*EXERCISE PROMPT*. Print the entries in full, word for word, but not the pictures.

Stored data entries:
* Begin *

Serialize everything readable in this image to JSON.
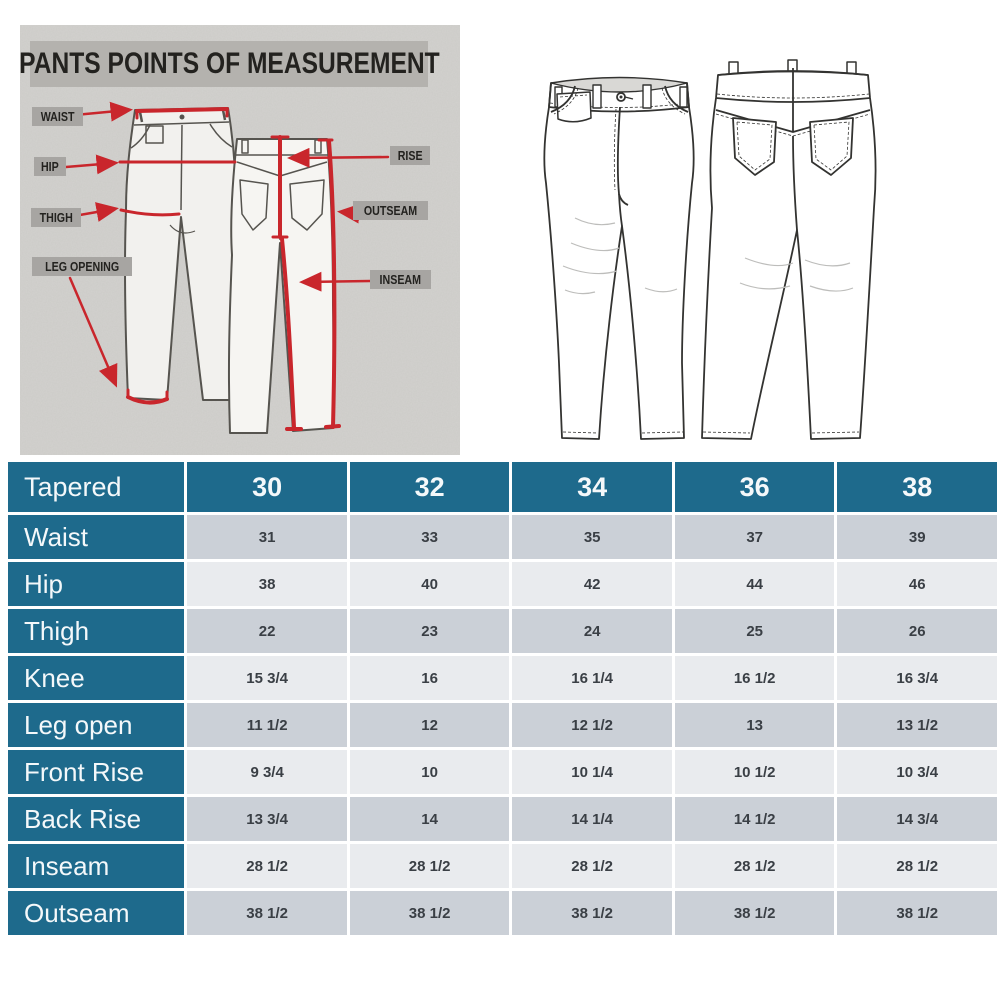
{
  "diagram": {
    "title": "PANTS POINTS OF MEASUREMENT",
    "labels": {
      "waist": "WAIST",
      "hip": "HIP",
      "thigh": "THIGH",
      "leg_opening": "LEG OPENING",
      "rise": "RISE",
      "outseam": "OUTSEAM",
      "inseam": "INSEAM"
    },
    "colors": {
      "background": "#d3d2cf",
      "title_band": "#b4b2ae",
      "label_chip": "#a7a5a2",
      "measure_red": "#c9262c"
    }
  },
  "size_chart_colors": {
    "header_bg": "#1e6a8c",
    "row_dark": "#cbd0d7",
    "row_light": "#e9ebee",
    "value_text": "#3a3f45"
  },
  "chart_data": {
    "type": "table",
    "title": "Tapered",
    "columns": [
      "30",
      "32",
      "34",
      "36",
      "38"
    ],
    "rows": [
      {
        "label": "Waist",
        "values": [
          "31",
          "33",
          "35",
          "37",
          "39"
        ]
      },
      {
        "label": "Hip",
        "values": [
          "38",
          "40",
          "42",
          "44",
          "46"
        ]
      },
      {
        "label": "Thigh",
        "values": [
          "22",
          "23",
          "24",
          "25",
          "26"
        ]
      },
      {
        "label": "Knee",
        "values": [
          "15 3/4",
          "16",
          "16 1/4",
          "16 1/2",
          "16 3/4"
        ]
      },
      {
        "label": "Leg open",
        "values": [
          "11 1/2",
          "12",
          "12 1/2",
          "13",
          "13 1/2"
        ]
      },
      {
        "label": "Front Rise",
        "values": [
          "9 3/4",
          "10",
          "10 1/4",
          "10 1/2",
          "10 3/4"
        ]
      },
      {
        "label": "Back Rise",
        "values": [
          "13 3/4",
          "14",
          "14 1/4",
          "14 1/2",
          "14 3/4"
        ]
      },
      {
        "label": "Inseam",
        "values": [
          "28 1/2",
          "28 1/2",
          "28 1/2",
          "28 1/2",
          "28 1/2"
        ]
      },
      {
        "label": "Outseam",
        "values": [
          "38 1/2",
          "38 1/2",
          "38 1/2",
          "38 1/2",
          "38 1/2"
        ]
      }
    ]
  }
}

* End *

*RESULT FOR THIS EXERCISE*.
Serialize everything readable in this image to JSON.
{
  "diagram": {
    "title": "PANTS POINTS OF MEASUREMENT",
    "labels": {
      "waist": "WAIST",
      "hip": "HIP",
      "thigh": "THIGH",
      "leg_opening": "LEG OPENING",
      "rise": "RISE",
      "outseam": "OUTSEAM",
      "inseam": "INSEAM"
    },
    "colors": {
      "background": "#d3d2cf",
      "title_band": "#b4b2ae",
      "label_chip": "#a7a5a2",
      "measure_red": "#c9262c"
    }
  },
  "size_chart_colors": {
    "header_bg": "#1e6a8c",
    "row_dark": "#cbd0d7",
    "row_light": "#e9ebee",
    "value_text": "#3a3f45"
  },
  "chart_data": {
    "type": "table",
    "title": "Tapered",
    "columns": [
      "30",
      "32",
      "34",
      "36",
      "38"
    ],
    "rows": [
      {
        "label": "Waist",
        "values": [
          "31",
          "33",
          "35",
          "37",
          "39"
        ]
      },
      {
        "label": "Hip",
        "values": [
          "38",
          "40",
          "42",
          "44",
          "46"
        ]
      },
      {
        "label": "Thigh",
        "values": [
          "22",
          "23",
          "24",
          "25",
          "26"
        ]
      },
      {
        "label": "Knee",
        "values": [
          "15 3/4",
          "16",
          "16 1/4",
          "16 1/2",
          "16 3/4"
        ]
      },
      {
        "label": "Leg open",
        "values": [
          "11 1/2",
          "12",
          "12 1/2",
          "13",
          "13 1/2"
        ]
      },
      {
        "label": "Front Rise",
        "values": [
          "9 3/4",
          "10",
          "10 1/4",
          "10 1/2",
          "10 3/4"
        ]
      },
      {
        "label": "Back Rise",
        "values": [
          "13 3/4",
          "14",
          "14 1/4",
          "14 1/2",
          "14 3/4"
        ]
      },
      {
        "label": "Inseam",
        "values": [
          "28 1/2",
          "28 1/2",
          "28 1/2",
          "28 1/2",
          "28 1/2"
        ]
      },
      {
        "label": "Outseam",
        "values": [
          "38 1/2",
          "38 1/2",
          "38 1/2",
          "38 1/2",
          "38 1/2"
        ]
      }
    ]
  }
}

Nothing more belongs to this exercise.